begin DATA PROVIDED
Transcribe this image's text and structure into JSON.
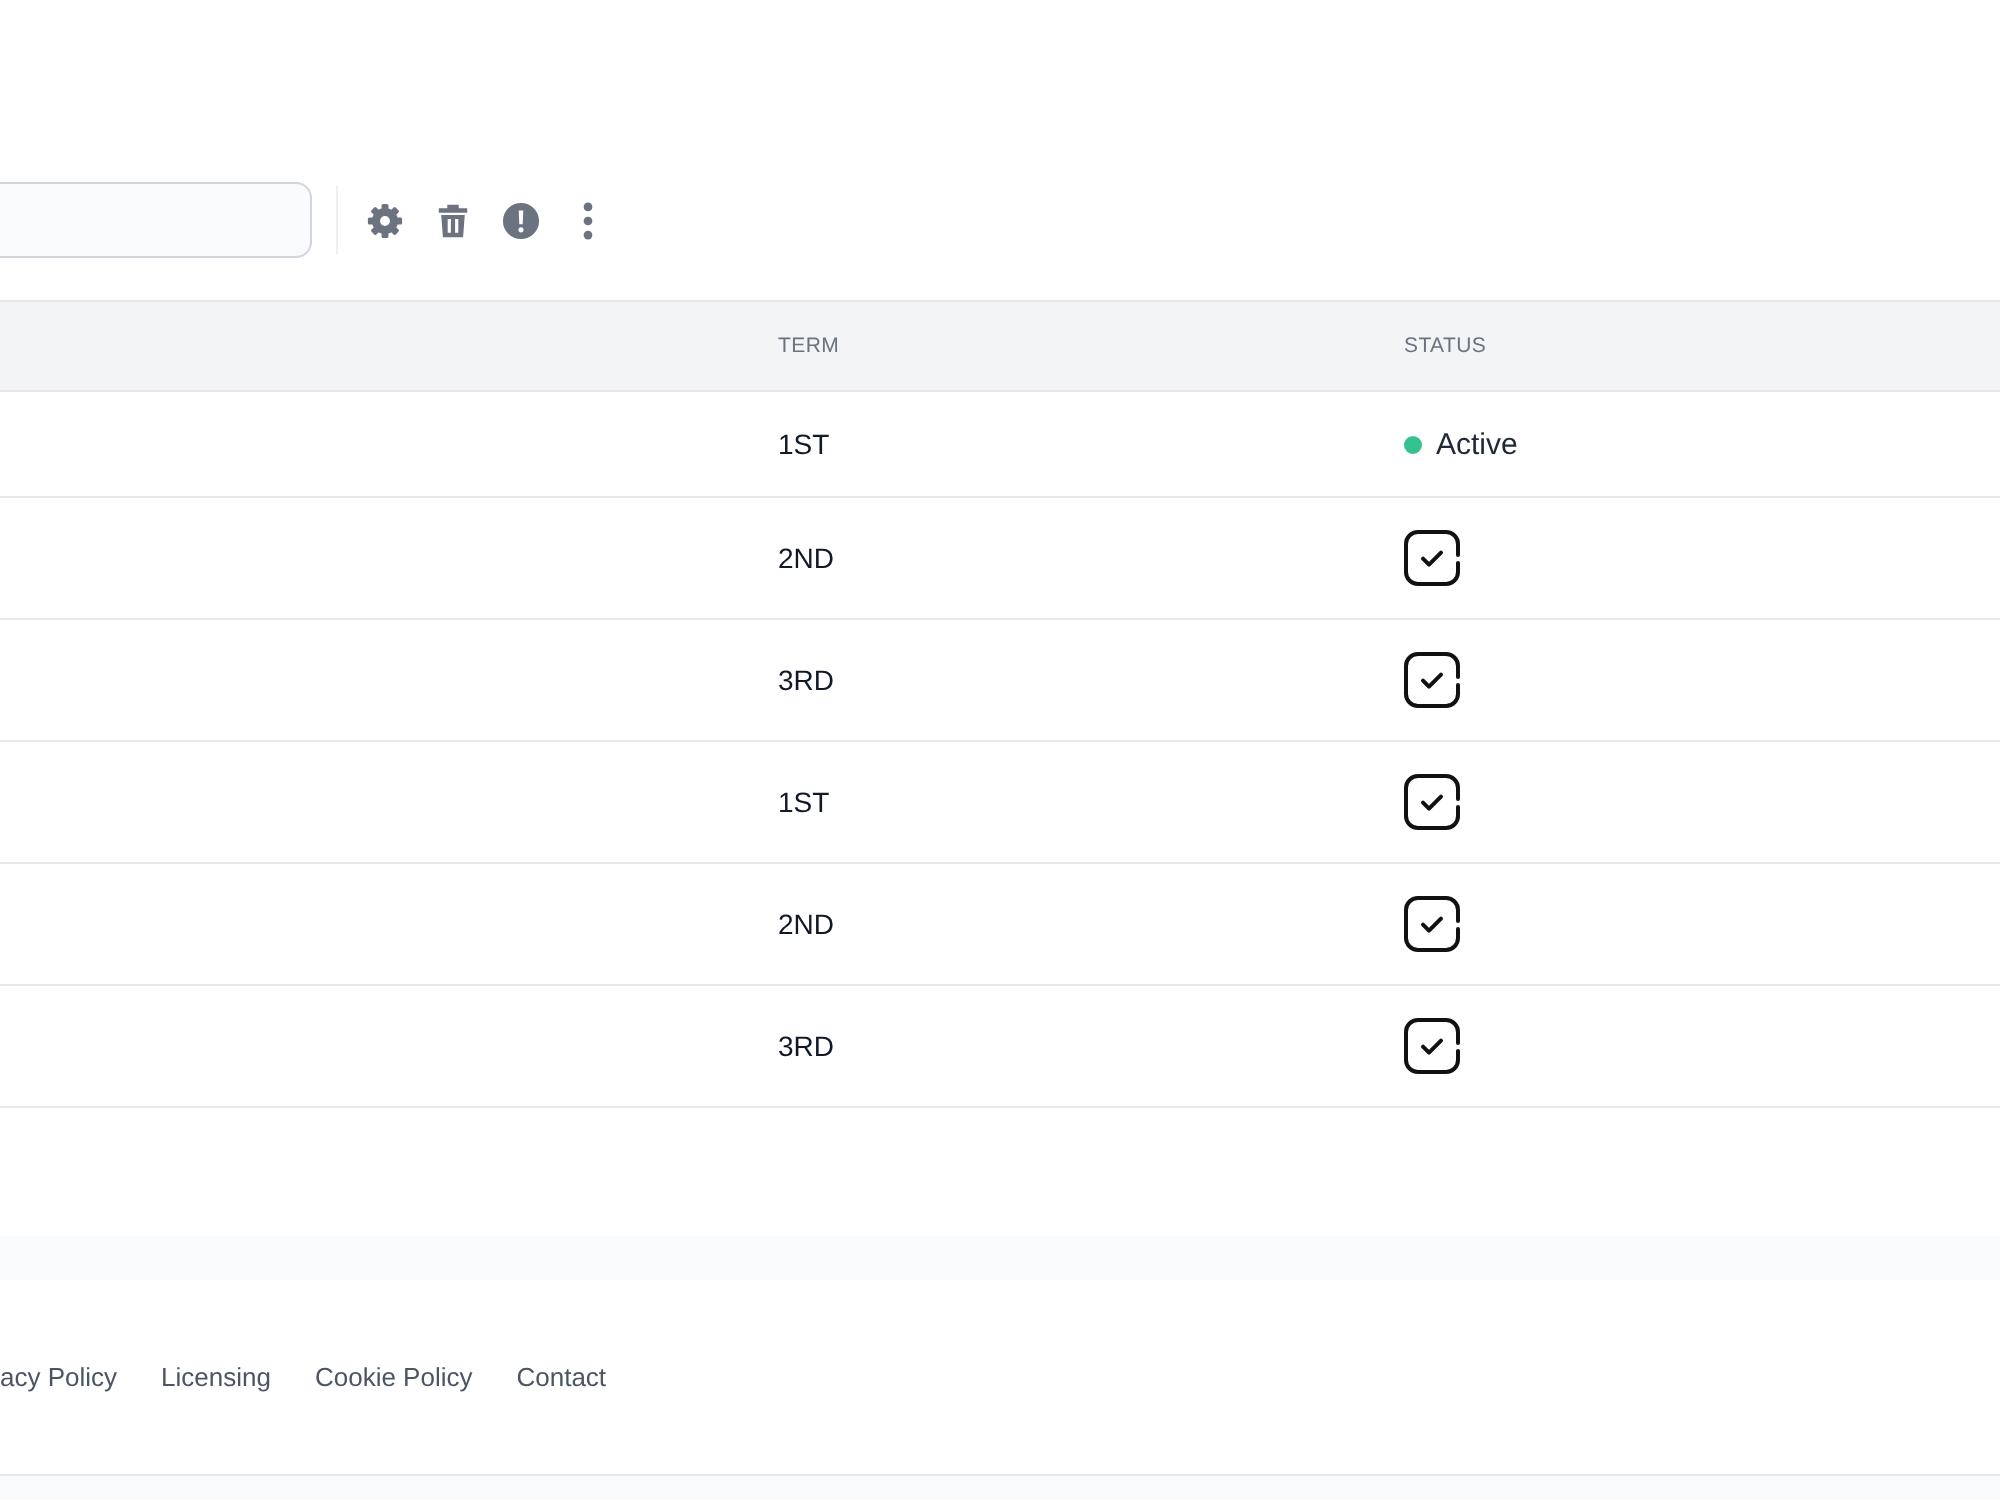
{
  "table": {
    "columns": [
      "TERM",
      "STATUS"
    ],
    "rows": [
      {
        "term": "1ST",
        "status": {
          "kind": "text",
          "label": "Active",
          "color": "#34c38f"
        }
      },
      {
        "term": "2ND",
        "status": {
          "kind": "check"
        }
      },
      {
        "term": "3RD",
        "status": {
          "kind": "check"
        }
      },
      {
        "term": "1ST",
        "status": {
          "kind": "check"
        }
      },
      {
        "term": "2ND",
        "status": {
          "kind": "check"
        }
      },
      {
        "term": "3RD",
        "status": {
          "kind": "check"
        }
      }
    ]
  },
  "footer": {
    "links": [
      "acy Policy",
      "Licensing",
      "Cookie Policy",
      "Contact"
    ]
  }
}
end DATA PROVIDED
▶ [WHAT YOU ARE ASKED TO DO] All of the material above needs to be restated exactly, with no pictures.

▶ [REPLY TO THE TASK]
Transcribe this image's text and structure into JSON.
{
  "table": {
    "columns": [
      "TERM",
      "STATUS"
    ],
    "rows": [
      {
        "term": "1ST",
        "status": {
          "kind": "text",
          "label": "Active",
          "color": "#34c38f"
        }
      },
      {
        "term": "2ND",
        "status": {
          "kind": "check"
        }
      },
      {
        "term": "3RD",
        "status": {
          "kind": "check"
        }
      },
      {
        "term": "1ST",
        "status": {
          "kind": "check"
        }
      },
      {
        "term": "2ND",
        "status": {
          "kind": "check"
        }
      },
      {
        "term": "3RD",
        "status": {
          "kind": "check"
        }
      }
    ]
  },
  "footer": {
    "links": [
      "acy Policy",
      "Licensing",
      "Cookie Policy",
      "Contact"
    ]
  }
}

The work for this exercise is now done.